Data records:

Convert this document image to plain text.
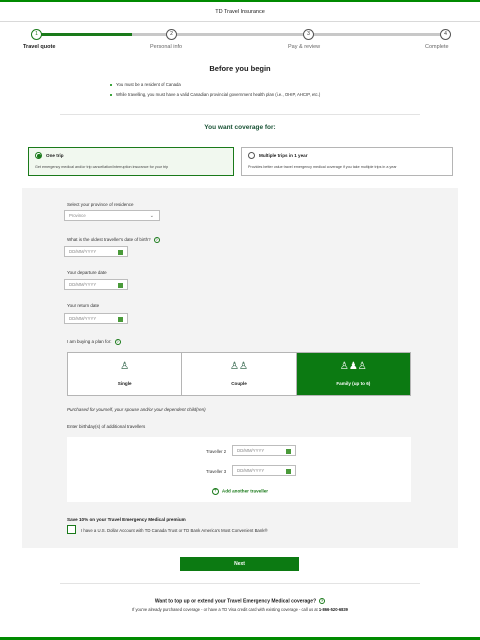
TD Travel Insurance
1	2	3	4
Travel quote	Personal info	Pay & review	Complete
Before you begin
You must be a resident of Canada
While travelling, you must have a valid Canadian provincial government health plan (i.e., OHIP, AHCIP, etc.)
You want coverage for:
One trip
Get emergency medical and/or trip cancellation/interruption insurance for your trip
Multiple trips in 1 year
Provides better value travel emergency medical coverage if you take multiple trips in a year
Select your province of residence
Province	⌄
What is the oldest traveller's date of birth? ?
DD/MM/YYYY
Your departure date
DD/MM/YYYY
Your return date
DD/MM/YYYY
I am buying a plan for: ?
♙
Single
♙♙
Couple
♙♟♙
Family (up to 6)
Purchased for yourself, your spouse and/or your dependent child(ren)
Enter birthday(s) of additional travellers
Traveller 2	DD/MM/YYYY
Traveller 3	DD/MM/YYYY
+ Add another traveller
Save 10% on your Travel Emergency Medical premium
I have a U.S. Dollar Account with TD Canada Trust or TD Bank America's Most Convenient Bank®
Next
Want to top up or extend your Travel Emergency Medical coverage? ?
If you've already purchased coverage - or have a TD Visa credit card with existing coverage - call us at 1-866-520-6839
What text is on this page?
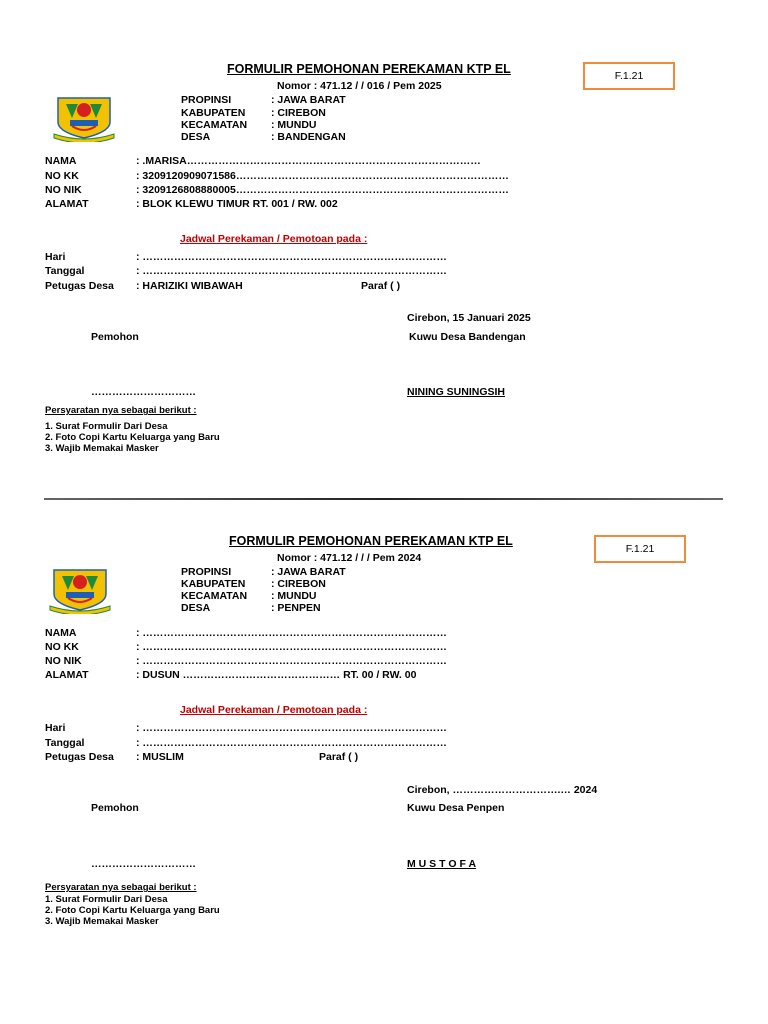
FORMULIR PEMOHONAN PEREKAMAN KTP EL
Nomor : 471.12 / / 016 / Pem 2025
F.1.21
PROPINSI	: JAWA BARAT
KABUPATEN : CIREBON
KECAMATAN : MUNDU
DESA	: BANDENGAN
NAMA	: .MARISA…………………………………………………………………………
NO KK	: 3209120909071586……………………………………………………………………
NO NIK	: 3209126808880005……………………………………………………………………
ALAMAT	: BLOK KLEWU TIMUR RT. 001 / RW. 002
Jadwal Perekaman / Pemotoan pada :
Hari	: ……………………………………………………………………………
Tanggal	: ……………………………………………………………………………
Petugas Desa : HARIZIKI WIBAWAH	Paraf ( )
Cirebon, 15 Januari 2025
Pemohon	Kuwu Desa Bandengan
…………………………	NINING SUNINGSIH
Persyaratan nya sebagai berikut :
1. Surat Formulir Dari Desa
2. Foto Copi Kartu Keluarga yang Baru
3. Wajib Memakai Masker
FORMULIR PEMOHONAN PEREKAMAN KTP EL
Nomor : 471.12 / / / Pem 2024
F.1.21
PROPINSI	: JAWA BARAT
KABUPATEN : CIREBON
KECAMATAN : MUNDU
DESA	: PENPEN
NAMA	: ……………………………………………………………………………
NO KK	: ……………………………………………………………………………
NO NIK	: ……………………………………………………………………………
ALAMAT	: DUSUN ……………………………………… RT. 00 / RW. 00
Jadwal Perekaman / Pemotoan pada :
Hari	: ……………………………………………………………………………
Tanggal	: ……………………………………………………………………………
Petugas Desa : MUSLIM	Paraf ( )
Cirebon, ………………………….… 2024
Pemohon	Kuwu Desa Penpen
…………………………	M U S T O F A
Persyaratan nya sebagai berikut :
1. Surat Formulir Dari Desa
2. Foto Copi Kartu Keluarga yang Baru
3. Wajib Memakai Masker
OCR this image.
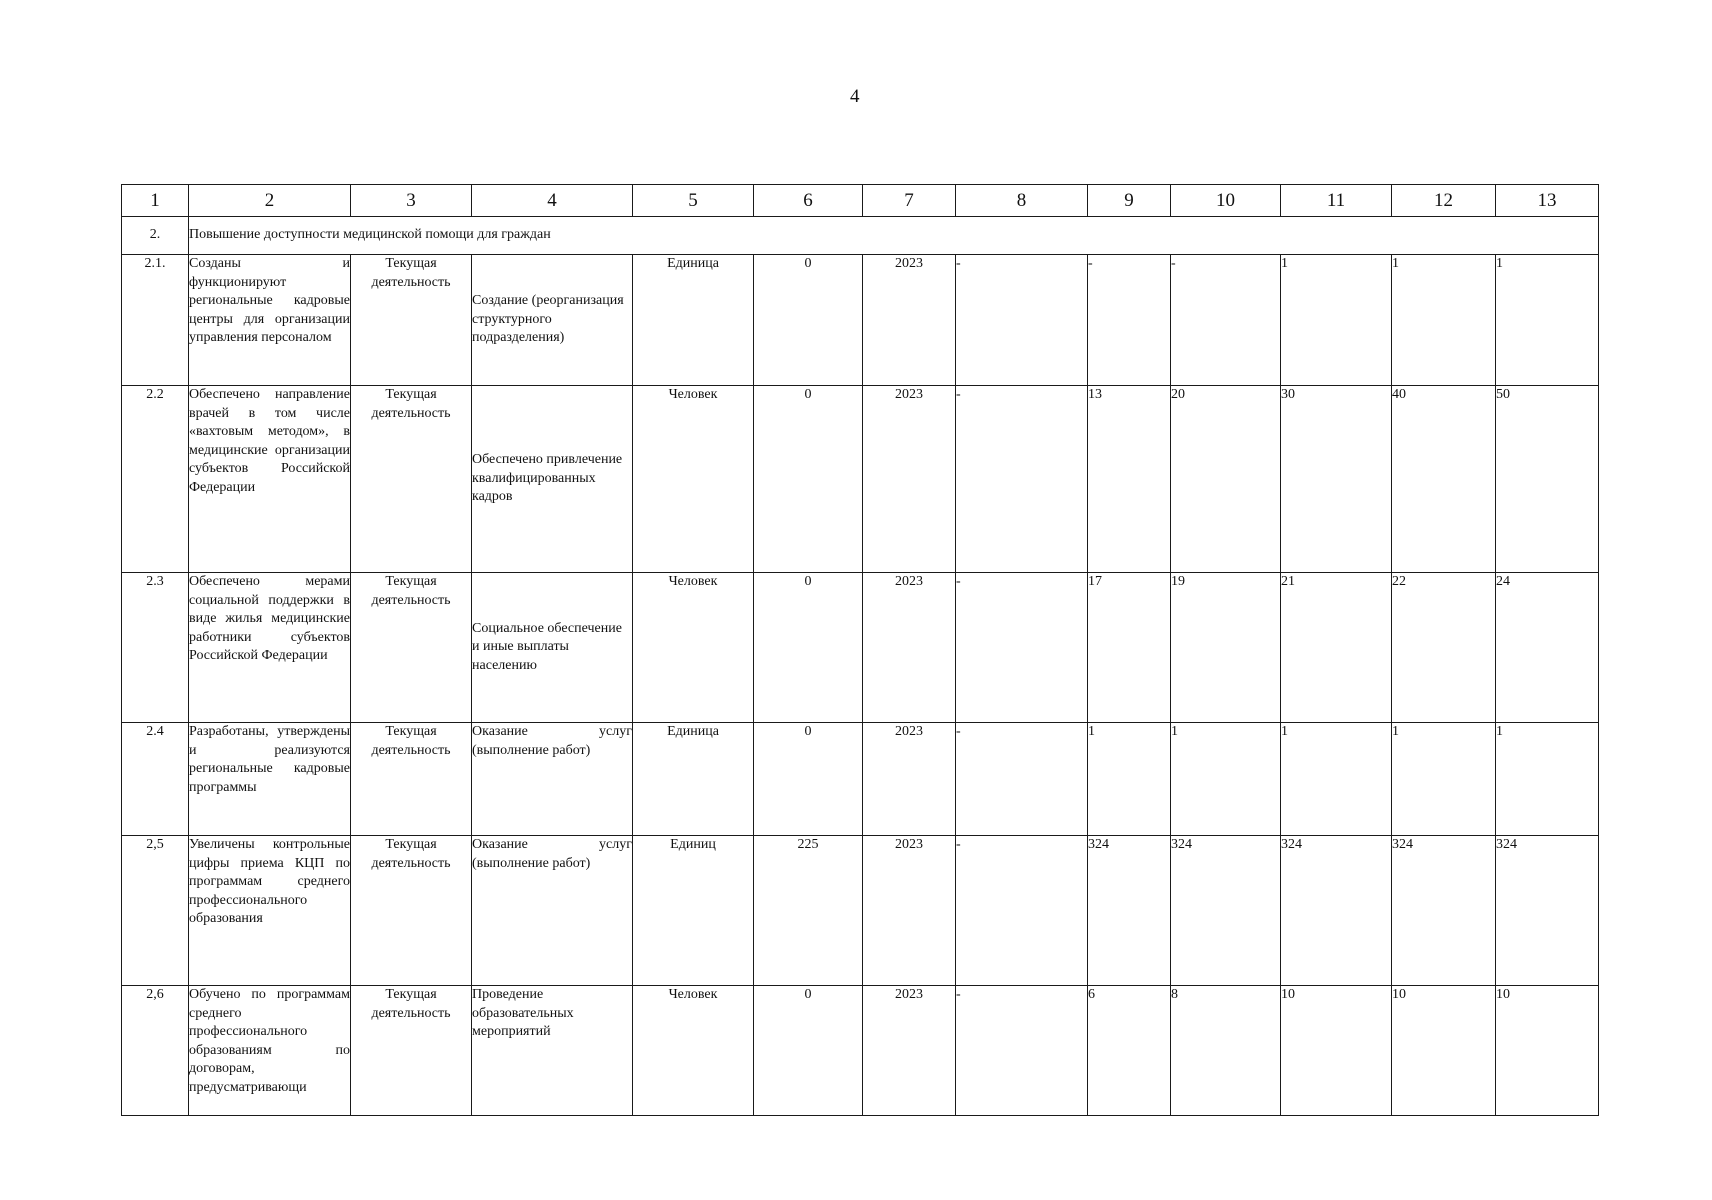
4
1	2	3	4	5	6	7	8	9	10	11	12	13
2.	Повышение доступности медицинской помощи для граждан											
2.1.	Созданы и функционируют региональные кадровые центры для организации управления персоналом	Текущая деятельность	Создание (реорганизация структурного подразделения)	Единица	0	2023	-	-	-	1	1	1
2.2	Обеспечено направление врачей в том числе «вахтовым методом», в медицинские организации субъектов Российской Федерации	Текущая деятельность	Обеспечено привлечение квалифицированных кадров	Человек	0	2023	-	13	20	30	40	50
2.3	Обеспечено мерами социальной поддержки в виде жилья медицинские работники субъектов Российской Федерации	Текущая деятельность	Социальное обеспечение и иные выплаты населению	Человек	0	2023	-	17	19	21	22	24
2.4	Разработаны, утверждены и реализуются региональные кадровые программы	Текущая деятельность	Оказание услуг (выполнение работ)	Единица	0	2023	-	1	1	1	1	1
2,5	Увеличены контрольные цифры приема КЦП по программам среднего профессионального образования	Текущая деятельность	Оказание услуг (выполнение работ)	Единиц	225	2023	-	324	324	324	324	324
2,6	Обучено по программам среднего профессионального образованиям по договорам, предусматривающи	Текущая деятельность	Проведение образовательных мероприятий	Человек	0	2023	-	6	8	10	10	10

▸ **DIRECTIONS**
Pull out every line containing "this".

▸ **EXERCISE RESULT**
Convert this document image to plain text.
What text is on this page?
OCR this image.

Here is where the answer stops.